Items from a dataset:
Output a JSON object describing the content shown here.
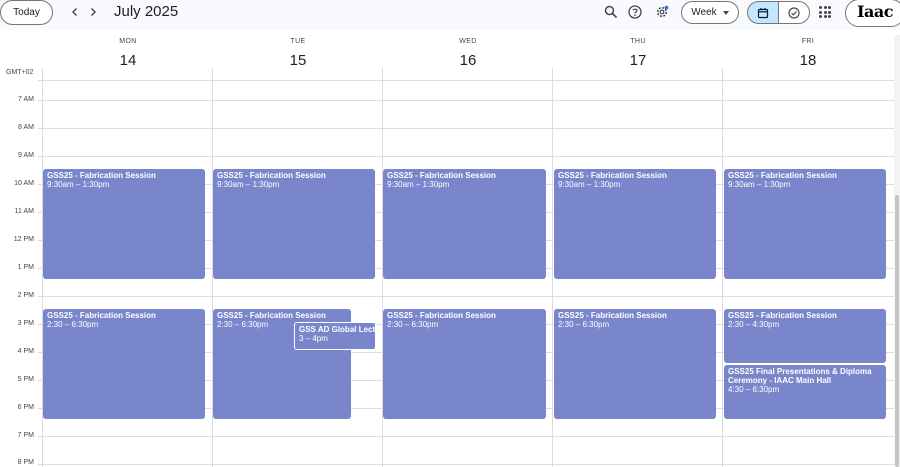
{
  "header": {
    "today_label": "Today",
    "month_title": "July 2025",
    "view_select": "Week",
    "logo_text": "Iaac",
    "icons": [
      "chevron-left-icon",
      "chevron-right-icon",
      "search-icon",
      "help-icon",
      "settings-icon",
      "calendar-icon",
      "tasks-icon",
      "apps-icon"
    ]
  },
  "timezone": "GMT+02",
  "days": [
    {
      "dow": "MON",
      "date": "14"
    },
    {
      "dow": "TUE",
      "date": "15"
    },
    {
      "dow": "WED",
      "date": "16"
    },
    {
      "dow": "THU",
      "date": "17"
    },
    {
      "dow": "FRI",
      "date": "18"
    }
  ],
  "hours": [
    "7 AM",
    "8 AM",
    "9 AM",
    "10 AM",
    "11 AM",
    "12 PM",
    "1 PM",
    "2 PM",
    "3 PM",
    "4 PM",
    "5 PM",
    "6 PM",
    "7 PM",
    "8 PM"
  ],
  "events": {
    "mon_am": {
      "title": "GSS25 - Fabrication Session",
      "time": "9:30am – 1:30pm"
    },
    "tue_am": {
      "title": "GSS25 - Fabrication Session",
      "time": "9:30am – 1:30pm"
    },
    "wed_am": {
      "title": "GSS25 - Fabrication Session",
      "time": "9:30am – 1:30pm"
    },
    "thu_am": {
      "title": "GSS25 - Fabrication Session",
      "time": "9:30am – 1:30pm"
    },
    "fri_am": {
      "title": "GSS25 - Fabrication Session",
      "time": "9:30am – 1:30pm"
    },
    "mon_pm": {
      "title": "GSS25 - Fabrication Session",
      "time": "2:30 – 6:30pm"
    },
    "tue_pm": {
      "title": "GSS25 - Fabrication Session",
      "time": "2:30 – 6:30pm"
    },
    "tue_lecture": {
      "title": "GSS AD Global Lecture",
      "time": "3 – 4pm"
    },
    "wed_pm": {
      "title": "GSS25 - Fabrication Session",
      "time": "2:30 – 6:30pm"
    },
    "thu_pm": {
      "title": "GSS25 - Fabrication Session",
      "time": "2:30 – 6:30pm"
    },
    "fri_pm": {
      "title": "GSS25 - Fabrication Session",
      "time": "2:30 – 4:30pm"
    },
    "fri_final": {
      "title": "GSS25 Final Presentations & Diploma Ceremony - IAAC Main Hall",
      "time": "4:30 – 6:30pm"
    }
  },
  "colors": {
    "event": "#7986cb",
    "accent_selected": "#c2e7ff"
  }
}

* Work to do *
Restate the records above in full, word for word. Keep pictures out.

* Correct answer *
Output a JSON object describing the content shown here.
{
  "header": {
    "today_label": "Today",
    "month_title": "July 2025",
    "view_select": "Week",
    "logo_text": "Iaac",
    "icons": [
      "chevron-left-icon",
      "chevron-right-icon",
      "search-icon",
      "help-icon",
      "settings-icon",
      "calendar-icon",
      "tasks-icon",
      "apps-icon"
    ]
  },
  "timezone": "GMT+02",
  "days": [
    {
      "dow": "MON",
      "date": "14"
    },
    {
      "dow": "TUE",
      "date": "15"
    },
    {
      "dow": "WED",
      "date": "16"
    },
    {
      "dow": "THU",
      "date": "17"
    },
    {
      "dow": "FRI",
      "date": "18"
    }
  ],
  "hours": [
    "7 AM",
    "8 AM",
    "9 AM",
    "10 AM",
    "11 AM",
    "12 PM",
    "1 PM",
    "2 PM",
    "3 PM",
    "4 PM",
    "5 PM",
    "6 PM",
    "7 PM",
    "8 PM"
  ],
  "events": {
    "mon_am": {
      "title": "GSS25 - Fabrication Session",
      "time": "9:30am – 1:30pm"
    },
    "tue_am": {
      "title": "GSS25 - Fabrication Session",
      "time": "9:30am – 1:30pm"
    },
    "wed_am": {
      "title": "GSS25 - Fabrication Session",
      "time": "9:30am – 1:30pm"
    },
    "thu_am": {
      "title": "GSS25 - Fabrication Session",
      "time": "9:30am – 1:30pm"
    },
    "fri_am": {
      "title": "GSS25 - Fabrication Session",
      "time": "9:30am – 1:30pm"
    },
    "mon_pm": {
      "title": "GSS25 - Fabrication Session",
      "time": "2:30 – 6:30pm"
    },
    "tue_pm": {
      "title": "GSS25 - Fabrication Session",
      "time": "2:30 – 6:30pm"
    },
    "tue_lecture": {
      "title": "GSS AD Global Lecture",
      "time": "3 – 4pm"
    },
    "wed_pm": {
      "title": "GSS25 - Fabrication Session",
      "time": "2:30 – 6:30pm"
    },
    "thu_pm": {
      "title": "GSS25 - Fabrication Session",
      "time": "2:30 – 6:30pm"
    },
    "fri_pm": {
      "title": "GSS25 - Fabrication Session",
      "time": "2:30 – 4:30pm"
    },
    "fri_final": {
      "title": "GSS25 Final Presentations & Diploma Ceremony - IAAC Main Hall",
      "time": "4:30 – 6:30pm"
    }
  },
  "colors": {
    "event": "#7986cb",
    "accent_selected": "#c2e7ff"
  }
}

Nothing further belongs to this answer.